INFORMATION SHOWN
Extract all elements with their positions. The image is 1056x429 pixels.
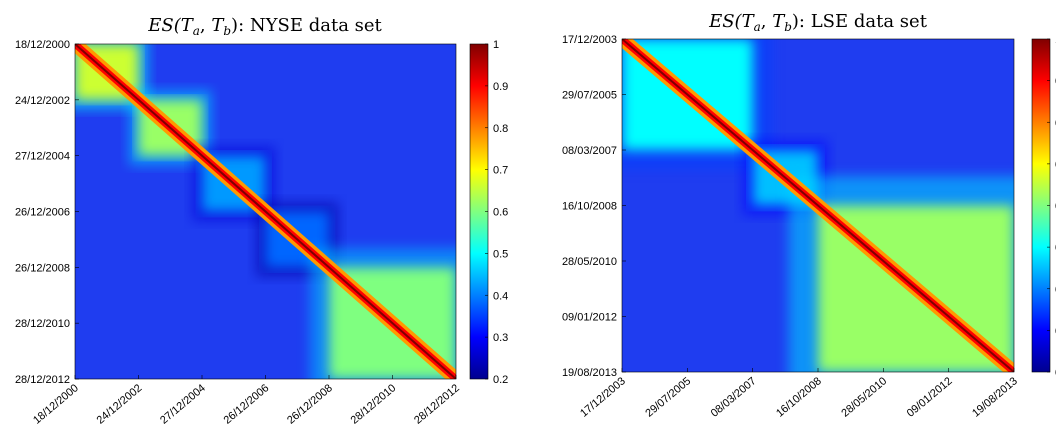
y-tick-label: 28/12/2010 <box>15 318 70 330</box>
lse-chart-title: ES(Ta, Tb): LSE data set <box>708 11 928 34</box>
x-tick-label: 29/07/2005 <box>643 375 693 420</box>
colorbar-tick-label: 0.7 <box>493 165 508 177</box>
x-tick-label: 16/10/2008 <box>774 375 824 420</box>
y-tick-label: 24/12/2002 <box>15 95 70 107</box>
y-tick-label: 19/08/2013 <box>562 367 617 379</box>
x-tick-label: 17/12/2003 <box>578 375 628 420</box>
lse-y-ticks: 17/12/2003 29/07/2005 08/03/2007 16/10/2008… <box>562 34 626 379</box>
x-tick-label: 27/12/2004 <box>158 382 208 427</box>
colorbar-tick-label: 0.6 <box>493 207 508 219</box>
y-tick-label: 27/12/2004 <box>15 151 70 163</box>
nyse-colorbar-ticks: 1 0.9 0.8 0.7 0.6 0.5 0.4 0.3 0.2 <box>485 39 508 386</box>
x-tick-label: 28/05/2010 <box>839 375 889 420</box>
y-tick-label: 17/12/2003 <box>562 34 617 46</box>
y-tick-label: 16/10/2008 <box>562 201 617 213</box>
nyse-y-ticks: 18/12/2000 24/12/2002 27/12/2004 26/12/2006… <box>15 39 79 386</box>
y-tick-label: 29/07/2005 <box>562 90 617 102</box>
colorbar-tick-label: 0.3 <box>493 332 508 344</box>
colorbar-tick-label: 0.9 <box>493 81 508 93</box>
colorbar-tick-label: 0.4 <box>493 290 508 302</box>
colorbar-tick-label: 0.2 <box>493 374 508 386</box>
y-tick-label: 28/12/2012 <box>15 374 70 386</box>
y-tick-label: 26/12/2008 <box>15 262 70 274</box>
x-tick-label: 19/08/2013 <box>970 375 1020 420</box>
x-tick-label: 28/12/2010 <box>349 382 399 427</box>
lse-heatmap-panel: ES(Ta, Tb): LSE data set 17/12/2003 29/07… <box>562 11 1056 420</box>
lse-heatmap-cells <box>622 39 1014 372</box>
colorbar-tick-label: 0.8 <box>493 123 508 135</box>
x-tick-label: 26/12/2006 <box>222 382 272 427</box>
nyse-chart-title: ES(Ta, Tb): NYSE data set <box>147 15 382 38</box>
y-tick-label: 18/12/2000 <box>15 39 70 51</box>
y-tick-label: 28/05/2010 <box>562 256 617 268</box>
nyse-x-ticks: 18/12/2000 24/12/2002 27/12/2004 26/12/2006… <box>31 375 462 427</box>
x-tick-label: 09/01/2012 <box>905 375 955 420</box>
x-tick-label: 18/12/2000 <box>31 382 81 427</box>
y-tick-label: 09/01/2012 <box>562 312 617 324</box>
y-tick-label: 08/03/2007 <box>562 145 617 157</box>
nyse-heatmap-panel: ES(Ta, Tb): NYSE data set 18/12/2000 24/1… <box>15 15 508 427</box>
y-tick-label: 26/12/2006 <box>15 207 70 219</box>
x-tick-label: 24/12/2002 <box>95 382 145 427</box>
heatmap-diagonal <box>622 39 1014 372</box>
x-tick-label: 28/12/2012 <box>412 382 462 427</box>
heatmap-diagonal <box>75 44 456 379</box>
colorbar-tick-label: 1 <box>493 39 499 51</box>
x-tick-label: 08/03/2007 <box>709 375 759 420</box>
x-tick-label: 26/12/2008 <box>285 382 335 427</box>
nyse-heatmap-cells <box>75 44 456 379</box>
lse-x-ticks: 17/12/2003 29/07/2005 08/03/2007 16/10/2008… <box>578 368 1020 420</box>
colorbar-tick-label: 0.5 <box>493 248 508 260</box>
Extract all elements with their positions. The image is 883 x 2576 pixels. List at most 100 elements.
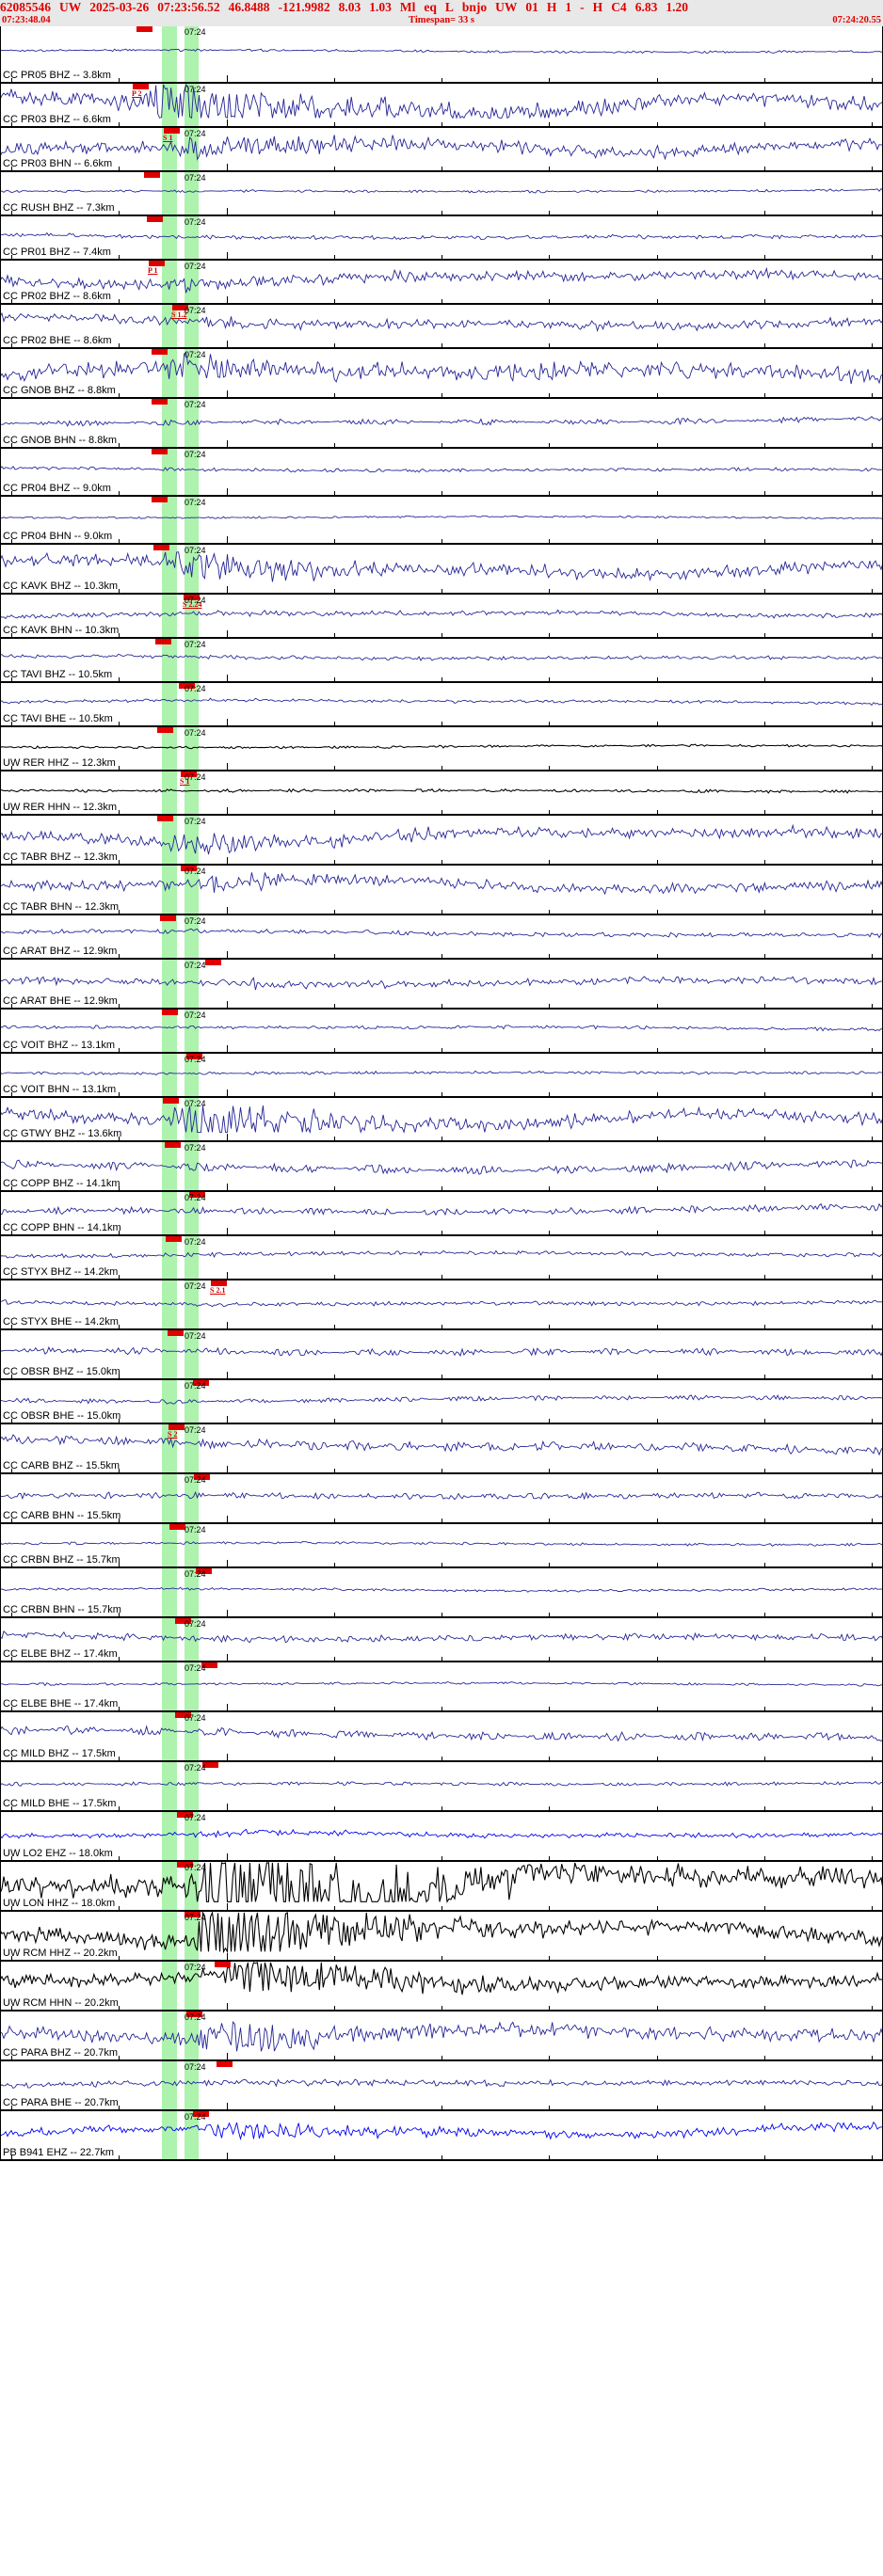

EXERCISE
Put everything from the row containing "y-tick-label: 28/12/2010 <box>15" down to the row containing "x-tick-label: 16/10/2008 <box>774", both included, into a Markdown table with the columns "No." and "Text", one row number and one row per line, leaving out any blank lines.

THE REPLY
| No. | Text |
|---|---|
| 1 | y-tick-label: 28/12/2010 <box>15 318 70 330</box> |
| 2 | lse-chart-title: ES(Ta, Tb): LSE data set <box>708 11 928 34</box> |
| 3 | x-tick-label: 29/07/2005 <box>643 375 693 420</box> |
| 4 | colorbar-tick-label: 0.7 <box>493 165 508 177</box> |
| 5 | x-tick-label: 16/10/2008 <box>774 375 824 420</box> |